**** Texto proporcionado ****

Y con eso me hacen carambolas en la cabeza las historias que me cuentan compañeros periodistas que cubren el éxodo ucraniano sobre episodios de turismo solidario, de atracos al refugiado al pie de las fronteras por ver quién se lo lleva ante el overbooking de ayuda descoordinada, relatos de necesidad de aventura social, de fraternidad improvisada, de salir de nuestras cuevas calefactadas en invierno y con aire fresquito en verano pero, sin embargo, vacías.
Y todo se me aliña con la certeza de que Putin se ha puesto más cabrón, más asesino, porque desalentar a la exitosa resistencia ucraniana es parte de la lógica de su guerra y porque entre sus fronteras maneja el relato de tal manera que su popularidad ya ha crecido un 15% desde que la empezó. Se trata del líder que maneja Rusia desde hace un cuarto de siglo y que ha ido incrementando exponencialmente sus apoyos, convirtiéndose en más y más dictador. En 2018 le votaron el 76,69% de los que lo hicieron. Su relato debe ser buenísimo.
Y, entonces, me vienen los relatos patrios de estos días, como el once a uno de Sánchez y Feijóo, que se ha traducido en cero pelotero para todos. Los dos líderes se reunieron por primera vez en Moncloa y se propusieron muchas cosas —Sánchez 11, Feijoo 1— todas buenas y obvias. No consiguieron ninguna. Y también veo al presidente del Gobierno abandonando al Sáhara, comiendo cordero en Rabat con el rey de Marruecos, con una bandera española del revés a su espalda, a cambio de terminar con los saltos de las vallas de Ceuta y Melilla, a cambio de que Marruecos pegue a los prófugos de la pobreza donde no les vean las cámaras, con el beneplácito de la presidenta de la Unión Europea, sin el beneplácito del PP, aunque gobierna en Ceuta y Melilla, donde tanto han pedido el final de esos saltos.

**** Filas disponibles ****

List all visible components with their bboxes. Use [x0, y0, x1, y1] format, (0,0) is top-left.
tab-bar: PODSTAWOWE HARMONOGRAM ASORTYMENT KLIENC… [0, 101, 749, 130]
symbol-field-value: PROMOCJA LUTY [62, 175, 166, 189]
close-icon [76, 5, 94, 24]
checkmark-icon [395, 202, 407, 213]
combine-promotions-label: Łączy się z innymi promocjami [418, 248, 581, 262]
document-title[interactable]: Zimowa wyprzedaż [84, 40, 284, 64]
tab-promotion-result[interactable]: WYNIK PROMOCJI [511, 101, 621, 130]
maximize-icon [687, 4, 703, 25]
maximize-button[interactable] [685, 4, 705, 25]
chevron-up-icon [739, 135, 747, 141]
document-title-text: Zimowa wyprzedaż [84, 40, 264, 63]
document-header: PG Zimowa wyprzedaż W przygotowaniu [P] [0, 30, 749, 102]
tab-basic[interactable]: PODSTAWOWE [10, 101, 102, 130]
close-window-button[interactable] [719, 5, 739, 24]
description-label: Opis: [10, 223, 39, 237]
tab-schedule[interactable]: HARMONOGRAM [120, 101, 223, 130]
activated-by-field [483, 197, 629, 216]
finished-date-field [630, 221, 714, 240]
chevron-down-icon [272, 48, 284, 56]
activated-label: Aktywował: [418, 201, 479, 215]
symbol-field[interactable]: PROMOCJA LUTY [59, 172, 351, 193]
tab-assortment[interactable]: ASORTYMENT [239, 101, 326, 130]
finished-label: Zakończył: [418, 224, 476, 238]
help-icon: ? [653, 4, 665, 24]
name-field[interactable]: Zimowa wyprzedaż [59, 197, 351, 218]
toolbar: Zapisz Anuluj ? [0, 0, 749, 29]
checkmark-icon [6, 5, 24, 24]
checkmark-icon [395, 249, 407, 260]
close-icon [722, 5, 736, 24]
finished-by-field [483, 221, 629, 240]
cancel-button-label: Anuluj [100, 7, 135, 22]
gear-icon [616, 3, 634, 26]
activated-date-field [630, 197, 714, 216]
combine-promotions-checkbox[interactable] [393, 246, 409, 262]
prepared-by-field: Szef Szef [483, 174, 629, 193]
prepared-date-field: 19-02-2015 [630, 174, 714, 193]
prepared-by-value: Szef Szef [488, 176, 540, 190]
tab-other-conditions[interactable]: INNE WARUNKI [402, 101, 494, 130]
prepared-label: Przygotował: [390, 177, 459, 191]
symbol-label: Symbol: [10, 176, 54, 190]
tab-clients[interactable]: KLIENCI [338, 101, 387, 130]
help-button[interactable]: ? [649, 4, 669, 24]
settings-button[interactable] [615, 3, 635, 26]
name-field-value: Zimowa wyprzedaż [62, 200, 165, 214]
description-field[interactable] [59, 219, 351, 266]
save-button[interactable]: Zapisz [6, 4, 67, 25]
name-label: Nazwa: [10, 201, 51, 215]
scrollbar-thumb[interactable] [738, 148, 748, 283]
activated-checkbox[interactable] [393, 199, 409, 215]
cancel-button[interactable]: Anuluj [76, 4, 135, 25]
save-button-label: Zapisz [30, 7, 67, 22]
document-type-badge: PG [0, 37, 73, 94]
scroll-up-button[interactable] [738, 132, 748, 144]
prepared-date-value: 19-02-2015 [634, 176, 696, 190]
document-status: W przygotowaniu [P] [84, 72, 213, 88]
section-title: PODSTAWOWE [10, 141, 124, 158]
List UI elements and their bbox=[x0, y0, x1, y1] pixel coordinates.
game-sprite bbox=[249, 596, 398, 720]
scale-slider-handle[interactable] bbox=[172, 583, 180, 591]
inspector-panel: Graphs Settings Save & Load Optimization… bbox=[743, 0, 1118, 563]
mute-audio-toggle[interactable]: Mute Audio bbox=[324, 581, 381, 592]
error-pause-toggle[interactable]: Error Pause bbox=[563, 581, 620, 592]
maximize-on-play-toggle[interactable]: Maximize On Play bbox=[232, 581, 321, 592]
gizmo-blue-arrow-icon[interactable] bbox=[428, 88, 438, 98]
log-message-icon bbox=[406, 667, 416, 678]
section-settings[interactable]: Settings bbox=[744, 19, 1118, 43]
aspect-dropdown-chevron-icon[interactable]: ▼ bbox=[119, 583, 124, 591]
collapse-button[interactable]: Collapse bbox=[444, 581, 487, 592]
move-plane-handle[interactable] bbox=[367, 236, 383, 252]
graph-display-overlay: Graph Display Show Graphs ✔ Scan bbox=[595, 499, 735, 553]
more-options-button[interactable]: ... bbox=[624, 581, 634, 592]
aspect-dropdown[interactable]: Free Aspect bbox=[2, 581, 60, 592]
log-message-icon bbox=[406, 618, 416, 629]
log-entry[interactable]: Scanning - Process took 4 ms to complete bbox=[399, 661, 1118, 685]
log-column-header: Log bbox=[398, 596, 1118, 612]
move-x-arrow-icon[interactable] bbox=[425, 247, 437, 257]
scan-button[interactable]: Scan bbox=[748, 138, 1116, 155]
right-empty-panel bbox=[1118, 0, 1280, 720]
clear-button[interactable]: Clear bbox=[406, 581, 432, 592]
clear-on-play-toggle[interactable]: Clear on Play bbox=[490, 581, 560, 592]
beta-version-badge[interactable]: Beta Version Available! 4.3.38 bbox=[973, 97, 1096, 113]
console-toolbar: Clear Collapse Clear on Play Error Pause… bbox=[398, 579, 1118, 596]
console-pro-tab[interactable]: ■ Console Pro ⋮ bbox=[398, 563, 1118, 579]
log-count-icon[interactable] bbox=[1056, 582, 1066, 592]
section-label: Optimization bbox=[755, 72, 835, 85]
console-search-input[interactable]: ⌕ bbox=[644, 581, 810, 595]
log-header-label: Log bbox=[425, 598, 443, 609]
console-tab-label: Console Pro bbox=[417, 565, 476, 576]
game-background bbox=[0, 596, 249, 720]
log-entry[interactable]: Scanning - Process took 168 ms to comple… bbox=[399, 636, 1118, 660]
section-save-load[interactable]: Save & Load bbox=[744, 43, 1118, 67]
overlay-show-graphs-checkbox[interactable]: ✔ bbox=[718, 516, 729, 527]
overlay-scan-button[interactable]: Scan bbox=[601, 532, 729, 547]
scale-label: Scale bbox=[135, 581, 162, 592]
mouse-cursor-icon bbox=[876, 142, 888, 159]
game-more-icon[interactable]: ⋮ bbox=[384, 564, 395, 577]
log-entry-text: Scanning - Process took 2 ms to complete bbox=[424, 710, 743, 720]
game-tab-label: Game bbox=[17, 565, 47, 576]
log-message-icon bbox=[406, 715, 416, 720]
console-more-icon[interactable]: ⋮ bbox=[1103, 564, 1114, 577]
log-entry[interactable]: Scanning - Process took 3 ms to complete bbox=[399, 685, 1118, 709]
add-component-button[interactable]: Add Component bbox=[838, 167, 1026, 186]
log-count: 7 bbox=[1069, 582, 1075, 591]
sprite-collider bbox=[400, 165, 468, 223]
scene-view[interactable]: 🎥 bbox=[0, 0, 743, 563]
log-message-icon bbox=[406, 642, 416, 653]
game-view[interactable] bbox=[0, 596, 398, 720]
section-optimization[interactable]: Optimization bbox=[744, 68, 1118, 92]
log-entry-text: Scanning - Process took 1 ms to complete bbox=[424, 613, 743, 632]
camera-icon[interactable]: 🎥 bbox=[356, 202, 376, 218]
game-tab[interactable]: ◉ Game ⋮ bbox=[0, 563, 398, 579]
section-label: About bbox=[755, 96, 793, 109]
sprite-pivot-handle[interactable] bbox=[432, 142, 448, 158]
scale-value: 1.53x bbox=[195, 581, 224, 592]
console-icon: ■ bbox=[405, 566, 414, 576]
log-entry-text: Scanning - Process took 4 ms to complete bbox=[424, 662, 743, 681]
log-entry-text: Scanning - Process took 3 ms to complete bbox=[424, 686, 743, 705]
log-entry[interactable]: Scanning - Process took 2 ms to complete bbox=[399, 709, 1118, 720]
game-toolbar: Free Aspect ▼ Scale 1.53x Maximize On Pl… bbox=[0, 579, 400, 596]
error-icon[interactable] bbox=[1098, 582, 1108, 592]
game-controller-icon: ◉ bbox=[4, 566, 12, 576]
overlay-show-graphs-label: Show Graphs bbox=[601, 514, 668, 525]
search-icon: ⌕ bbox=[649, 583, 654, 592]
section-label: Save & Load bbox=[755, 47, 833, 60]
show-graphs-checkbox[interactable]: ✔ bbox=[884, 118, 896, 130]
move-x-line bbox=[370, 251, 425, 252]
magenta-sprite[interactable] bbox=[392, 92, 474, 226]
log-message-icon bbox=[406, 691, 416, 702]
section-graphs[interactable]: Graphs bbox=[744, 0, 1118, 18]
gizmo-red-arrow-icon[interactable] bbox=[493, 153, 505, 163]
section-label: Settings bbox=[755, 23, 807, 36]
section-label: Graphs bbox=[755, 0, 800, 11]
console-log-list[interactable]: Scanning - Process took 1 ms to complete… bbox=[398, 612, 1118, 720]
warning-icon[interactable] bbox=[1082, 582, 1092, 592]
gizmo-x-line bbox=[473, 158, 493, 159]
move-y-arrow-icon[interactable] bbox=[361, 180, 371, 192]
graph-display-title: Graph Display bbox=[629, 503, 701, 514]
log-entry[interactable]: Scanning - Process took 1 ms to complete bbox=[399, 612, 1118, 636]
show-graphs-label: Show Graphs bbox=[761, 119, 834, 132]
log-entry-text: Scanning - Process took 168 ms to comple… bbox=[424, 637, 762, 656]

****

● Lo que se pide
Copia tal cual, del texto proporcionado, el fragmento que empieza con las palabras que contienen "Y con eso me" y termina con "sin embargo, vacías.".

● Respuesta
Y con eso me hacen carambolas en la cabeza las historias que me cuentan compañeros periodistas que cubren el éxodo ucraniano sobre episodios de turismo solidario, de atracos al refugiado al pie de las fronteras por ver quién se lo lleva ante el overbooking de ayuda descoordinada, relatos de necesidad de aventura social, de fraternidad improvisada, de salir de nuestras cuevas calefactadas en invierno y con aire fresquito en verano pero, sin embargo, vacías.